# What is expected
Transcribe all records exactly.

(Stored data entries)
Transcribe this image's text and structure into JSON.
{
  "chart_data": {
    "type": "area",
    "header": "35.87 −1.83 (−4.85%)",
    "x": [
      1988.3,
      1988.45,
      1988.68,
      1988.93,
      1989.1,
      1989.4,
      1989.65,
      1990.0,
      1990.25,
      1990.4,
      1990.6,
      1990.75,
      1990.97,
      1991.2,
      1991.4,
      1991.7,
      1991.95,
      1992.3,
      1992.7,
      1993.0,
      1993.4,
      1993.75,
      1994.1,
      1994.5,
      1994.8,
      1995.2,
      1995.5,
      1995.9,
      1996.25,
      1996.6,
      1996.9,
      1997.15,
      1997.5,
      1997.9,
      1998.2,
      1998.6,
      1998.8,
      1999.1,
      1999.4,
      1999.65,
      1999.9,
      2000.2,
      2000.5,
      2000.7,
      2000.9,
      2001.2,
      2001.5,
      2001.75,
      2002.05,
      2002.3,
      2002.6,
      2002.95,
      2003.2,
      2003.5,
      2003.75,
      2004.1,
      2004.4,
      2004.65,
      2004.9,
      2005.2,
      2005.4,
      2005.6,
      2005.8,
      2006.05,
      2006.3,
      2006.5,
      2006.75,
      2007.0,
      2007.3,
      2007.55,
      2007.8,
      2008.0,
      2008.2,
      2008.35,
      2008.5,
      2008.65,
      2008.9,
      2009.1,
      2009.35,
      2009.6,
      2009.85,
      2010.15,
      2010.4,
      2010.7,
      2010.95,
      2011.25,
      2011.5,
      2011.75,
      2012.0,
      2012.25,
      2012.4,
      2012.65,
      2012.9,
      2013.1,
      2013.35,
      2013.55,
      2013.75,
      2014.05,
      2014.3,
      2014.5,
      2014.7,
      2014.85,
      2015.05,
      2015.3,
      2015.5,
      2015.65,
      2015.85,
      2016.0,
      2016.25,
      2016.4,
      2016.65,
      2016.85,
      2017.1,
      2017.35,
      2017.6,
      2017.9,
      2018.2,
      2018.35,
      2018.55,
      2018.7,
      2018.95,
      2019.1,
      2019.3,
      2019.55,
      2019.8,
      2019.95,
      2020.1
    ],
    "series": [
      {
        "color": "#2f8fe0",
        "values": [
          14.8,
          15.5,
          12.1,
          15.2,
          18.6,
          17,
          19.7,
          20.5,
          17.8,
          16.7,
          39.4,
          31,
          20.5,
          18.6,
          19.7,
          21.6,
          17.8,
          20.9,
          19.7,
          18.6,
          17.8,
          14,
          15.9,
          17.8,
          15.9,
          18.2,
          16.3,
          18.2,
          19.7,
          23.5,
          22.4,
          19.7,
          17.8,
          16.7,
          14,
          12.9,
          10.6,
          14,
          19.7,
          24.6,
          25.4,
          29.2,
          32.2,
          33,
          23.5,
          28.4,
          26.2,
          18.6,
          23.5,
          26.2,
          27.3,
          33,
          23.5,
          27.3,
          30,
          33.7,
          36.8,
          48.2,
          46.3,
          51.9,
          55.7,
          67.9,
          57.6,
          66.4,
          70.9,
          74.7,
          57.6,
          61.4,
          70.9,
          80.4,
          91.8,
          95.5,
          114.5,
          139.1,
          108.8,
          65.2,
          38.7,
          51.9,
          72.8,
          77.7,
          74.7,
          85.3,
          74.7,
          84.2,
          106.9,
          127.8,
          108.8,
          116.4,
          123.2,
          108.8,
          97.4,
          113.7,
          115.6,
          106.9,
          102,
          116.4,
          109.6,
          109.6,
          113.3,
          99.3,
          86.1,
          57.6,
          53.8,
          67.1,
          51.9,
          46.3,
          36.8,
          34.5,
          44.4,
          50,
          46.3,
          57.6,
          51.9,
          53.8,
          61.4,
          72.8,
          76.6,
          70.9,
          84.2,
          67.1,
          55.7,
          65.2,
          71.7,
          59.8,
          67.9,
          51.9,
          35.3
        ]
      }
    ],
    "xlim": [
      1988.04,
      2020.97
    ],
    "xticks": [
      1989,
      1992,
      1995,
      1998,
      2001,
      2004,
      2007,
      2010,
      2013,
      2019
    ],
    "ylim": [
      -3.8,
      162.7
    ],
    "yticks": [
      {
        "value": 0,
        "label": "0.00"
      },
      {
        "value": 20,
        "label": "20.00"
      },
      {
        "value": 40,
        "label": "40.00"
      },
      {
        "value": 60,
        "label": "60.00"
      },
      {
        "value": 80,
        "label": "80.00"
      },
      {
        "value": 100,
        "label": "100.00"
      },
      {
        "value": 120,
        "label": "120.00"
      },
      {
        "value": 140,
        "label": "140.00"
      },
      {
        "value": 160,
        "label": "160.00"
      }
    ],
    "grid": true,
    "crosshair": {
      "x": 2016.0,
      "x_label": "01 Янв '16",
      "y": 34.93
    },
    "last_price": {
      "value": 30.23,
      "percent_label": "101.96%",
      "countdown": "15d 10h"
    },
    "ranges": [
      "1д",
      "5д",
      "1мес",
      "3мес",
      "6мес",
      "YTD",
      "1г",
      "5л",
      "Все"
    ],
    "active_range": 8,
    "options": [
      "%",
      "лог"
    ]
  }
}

# Output for this exercise
Transcribe this image's text and structure into JSON.
{
  "chart_data": {
    "type": "area",
    "header": "35.87 −1.83 (−4.85%)",
    "x": [
      1988.3,
      1988.45,
      1988.68,
      1988.93,
      1989.1,
      1989.4,
      1989.65,
      1990.0,
      1990.25,
      1990.4,
      1990.6,
      1990.75,
      1990.97,
      1991.2,
      1991.4,
      1991.7,
      1991.95,
      1992.3,
      1992.7,
      1993.0,
      1993.4,
      1993.75,
      1994.1,
      1994.5,
      1994.8,
      1995.2,
      1995.5,
      1995.9,
      1996.25,
      1996.6,
      1996.9,
      1997.15,
      1997.5,
      1997.9,
      1998.2,
      1998.6,
      1998.8,
      1999.1,
      1999.4,
      1999.65,
      1999.9,
      2000.2,
      2000.5,
      2000.7,
      2000.9,
      2001.2,
      2001.5,
      2001.75,
      2002.05,
      2002.3,
      2002.6,
      2002.95,
      2003.2,
      2003.5,
      2003.75,
      2004.1,
      2004.4,
      2004.65,
      2004.9,
      2005.2,
      2005.4,
      2005.6,
      2005.8,
      2006.05,
      2006.3,
      2006.5,
      2006.75,
      2007.0,
      2007.3,
      2007.55,
      2007.8,
      2008.0,
      2008.2,
      2008.35,
      2008.5,
      2008.65,
      2008.9,
      2009.1,
      2009.35,
      2009.6,
      2009.85,
      2010.15,
      2010.4,
      2010.7,
      2010.95,
      2011.25,
      2011.5,
      2011.75,
      2012.0,
      2012.25,
      2012.4,
      2012.65,
      2012.9,
      2013.1,
      2013.35,
      2013.55,
      2013.75,
      2014.05,
      2014.3,
      2014.5,
      2014.7,
      2014.85,
      2015.05,
      2015.3,
      2015.5,
      2015.65,
      2015.85,
      2016.0,
      2016.25,
      2016.4,
      2016.65,
      2016.85,
      2017.1,
      2017.35,
      2017.6,
      2017.9,
      2018.2,
      2018.35,
      2018.55,
      2018.7,
      2018.95,
      2019.1,
      2019.3,
      2019.55,
      2019.8,
      2019.95,
      2020.1
    ],
    "series": [
      {
        "color": "#2f8fe0",
        "values": [
          14.8,
          15.5,
          12.1,
          15.2,
          18.6,
          17,
          19.7,
          20.5,
          17.8,
          16.7,
          39.4,
          31,
          20.5,
          18.6,
          19.7,
          21.6,
          17.8,
          20.9,
          19.7,
          18.6,
          17.8,
          14,
          15.9,
          17.8,
          15.9,
          18.2,
          16.3,
          18.2,
          19.7,
          23.5,
          22.4,
          19.7,
          17.8,
          16.7,
          14,
          12.9,
          10.6,
          14,
          19.7,
          24.6,
          25.4,
          29.2,
          32.2,
          33,
          23.5,
          28.4,
          26.2,
          18.6,
          23.5,
          26.2,
          27.3,
          33,
          23.5,
          27.3,
          30,
          33.7,
          36.8,
          48.2,
          46.3,
          51.9,
          55.7,
          67.9,
          57.6,
          66.4,
          70.9,
          74.7,
          57.6,
          61.4,
          70.9,
          80.4,
          91.8,
          95.5,
          114.5,
          139.1,
          108.8,
          65.2,
          38.7,
          51.9,
          72.8,
          77.7,
          74.7,
          85.3,
          74.7,
          84.2,
          106.9,
          127.8,
          108.8,
          116.4,
          123.2,
          108.8,
          97.4,
          113.7,
          115.6,
          106.9,
          102,
          116.4,
          109.6,
          109.6,
          113.3,
          99.3,
          86.1,
          57.6,
          53.8,
          67.1,
          51.9,
          46.3,
          36.8,
          34.5,
          44.4,
          50,
          46.3,
          57.6,
          51.9,
          53.8,
          61.4,
          72.8,
          76.6,
          70.9,
          84.2,
          67.1,
          55.7,
          65.2,
          71.7,
          59.8,
          67.9,
          51.9,
          35.3
        ]
      }
    ],
    "xlim": [
      1988.04,
      2020.97
    ],
    "xticks": [
      1989,
      1992,
      1995,
      1998,
      2001,
      2004,
      2007,
      2010,
      2013,
      2019
    ],
    "ylim": [
      -3.8,
      162.7
    ],
    "yticks": [
      {
        "value": 0,
        "label": "0.00"
      },
      {
        "value": 20,
        "label": "20.00"
      },
      {
        "value": 40,
        "label": "40.00"
      },
      {
        "value": 60,
        "label": "60.00"
      },
      {
        "value": 80,
        "label": "80.00"
      },
      {
        "value": 100,
        "label": "100.00"
      },
      {
        "value": 120,
        "label": "120.00"
      },
      {
        "value": 140,
        "label": "140.00"
      },
      {
        "value": 160,
        "label": "160.00"
      }
    ],
    "grid": true,
    "crosshair": {
      "x": 2016.0,
      "x_label": "01 Янв '16",
      "y": 34.93
    },
    "last_price": {
      "value": 30.23,
      "percent_label": "101.96%",
      "countdown": "15d 10h"
    },
    "ranges": [
      "1д",
      "5д",
      "1мес",
      "3мес",
      "6мес",
      "YTD",
      "1г",
      "5л",
      "Все"
    ],
    "active_range": 8,
    "options": [
      "%",
      "лог"
    ]
  }
}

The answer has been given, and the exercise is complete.